## REQUIREMENT
Every line of the material below must be repeated exactly.

## Records
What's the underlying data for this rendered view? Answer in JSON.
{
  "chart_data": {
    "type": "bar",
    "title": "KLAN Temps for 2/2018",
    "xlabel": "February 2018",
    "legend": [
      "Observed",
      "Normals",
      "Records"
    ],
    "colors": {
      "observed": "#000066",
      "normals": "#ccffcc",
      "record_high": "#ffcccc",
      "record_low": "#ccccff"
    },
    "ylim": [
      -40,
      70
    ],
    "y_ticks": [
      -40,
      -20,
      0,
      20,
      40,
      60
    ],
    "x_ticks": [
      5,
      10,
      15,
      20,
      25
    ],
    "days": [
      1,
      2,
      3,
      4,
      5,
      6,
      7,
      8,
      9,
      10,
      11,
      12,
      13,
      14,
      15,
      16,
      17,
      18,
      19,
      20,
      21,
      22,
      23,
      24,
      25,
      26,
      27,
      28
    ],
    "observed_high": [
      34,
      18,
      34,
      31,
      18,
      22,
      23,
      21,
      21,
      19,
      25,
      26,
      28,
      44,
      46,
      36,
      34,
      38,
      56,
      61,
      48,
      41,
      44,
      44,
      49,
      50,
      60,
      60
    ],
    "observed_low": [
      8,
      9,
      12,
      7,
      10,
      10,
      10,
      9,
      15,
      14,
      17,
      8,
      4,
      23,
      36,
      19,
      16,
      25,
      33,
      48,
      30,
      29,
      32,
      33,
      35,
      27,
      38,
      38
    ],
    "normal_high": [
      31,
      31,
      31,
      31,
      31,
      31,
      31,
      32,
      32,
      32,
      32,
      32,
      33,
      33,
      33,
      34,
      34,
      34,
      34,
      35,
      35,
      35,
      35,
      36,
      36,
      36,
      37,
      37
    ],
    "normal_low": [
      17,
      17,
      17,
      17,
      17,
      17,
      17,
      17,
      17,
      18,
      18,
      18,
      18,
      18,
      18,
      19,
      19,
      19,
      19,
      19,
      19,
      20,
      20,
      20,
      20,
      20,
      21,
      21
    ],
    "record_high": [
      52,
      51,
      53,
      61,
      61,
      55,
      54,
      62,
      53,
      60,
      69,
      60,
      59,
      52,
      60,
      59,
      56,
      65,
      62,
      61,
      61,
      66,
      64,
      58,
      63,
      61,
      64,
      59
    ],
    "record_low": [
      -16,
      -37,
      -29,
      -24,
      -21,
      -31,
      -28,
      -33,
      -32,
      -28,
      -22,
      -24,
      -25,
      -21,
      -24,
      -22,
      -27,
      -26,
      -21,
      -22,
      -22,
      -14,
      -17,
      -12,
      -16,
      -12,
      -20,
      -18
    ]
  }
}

## EXERCISE SOLUTION
What's the underlying data for this rendered view? Answer in JSON.
{
  "chart_data": {
    "type": "bar",
    "title": "KLAN Temps for 2/2018",
    "xlabel": "February 2018",
    "legend": [
      "Observed",
      "Normals",
      "Records"
    ],
    "colors": {
      "observed": "#000066",
      "normals": "#ccffcc",
      "record_high": "#ffcccc",
      "record_low": "#ccccff"
    },
    "ylim": [
      -40,
      70
    ],
    "y_ticks": [
      -40,
      -20,
      0,
      20,
      40,
      60
    ],
    "x_ticks": [
      5,
      10,
      15,
      20,
      25
    ],
    "days": [
      1,
      2,
      3,
      4,
      5,
      6,
      7,
      8,
      9,
      10,
      11,
      12,
      13,
      14,
      15,
      16,
      17,
      18,
      19,
      20,
      21,
      22,
      23,
      24,
      25,
      26,
      27,
      28
    ],
    "observed_high": [
      34,
      18,
      34,
      31,
      18,
      22,
      23,
      21,
      21,
      19,
      25,
      26,
      28,
      44,
      46,
      36,
      34,
      38,
      56,
      61,
      48,
      41,
      44,
      44,
      49,
      50,
      60,
      60
    ],
    "observed_low": [
      8,
      9,
      12,
      7,
      10,
      10,
      10,
      9,
      15,
      14,
      17,
      8,
      4,
      23,
      36,
      19,
      16,
      25,
      33,
      48,
      30,
      29,
      32,
      33,
      35,
      27,
      38,
      38
    ],
    "normal_high": [
      31,
      31,
      31,
      31,
      31,
      31,
      31,
      32,
      32,
      32,
      32,
      32,
      33,
      33,
      33,
      34,
      34,
      34,
      34,
      35,
      35,
      35,
      35,
      36,
      36,
      36,
      37,
      37
    ],
    "normal_low": [
      17,
      17,
      17,
      17,
      17,
      17,
      17,
      17,
      17,
      18,
      18,
      18,
      18,
      18,
      18,
      19,
      19,
      19,
      19,
      19,
      19,
      20,
      20,
      20,
      20,
      20,
      21,
      21
    ],
    "record_high": [
      52,
      51,
      53,
      61,
      61,
      55,
      54,
      62,
      53,
      60,
      69,
      60,
      59,
      52,
      60,
      59,
      56,
      65,
      62,
      61,
      61,
      66,
      64,
      58,
      63,
      61,
      64,
      59
    ],
    "record_low": [
      -16,
      -37,
      -29,
      -24,
      -21,
      -31,
      -28,
      -33,
      -32,
      -28,
      -22,
      -24,
      -25,
      -21,
      -24,
      -22,
      -27,
      -26,
      -21,
      -22,
      -22,
      -14,
      -17,
      -12,
      -16,
      -12,
      -20,
      -18
    ]
  }
}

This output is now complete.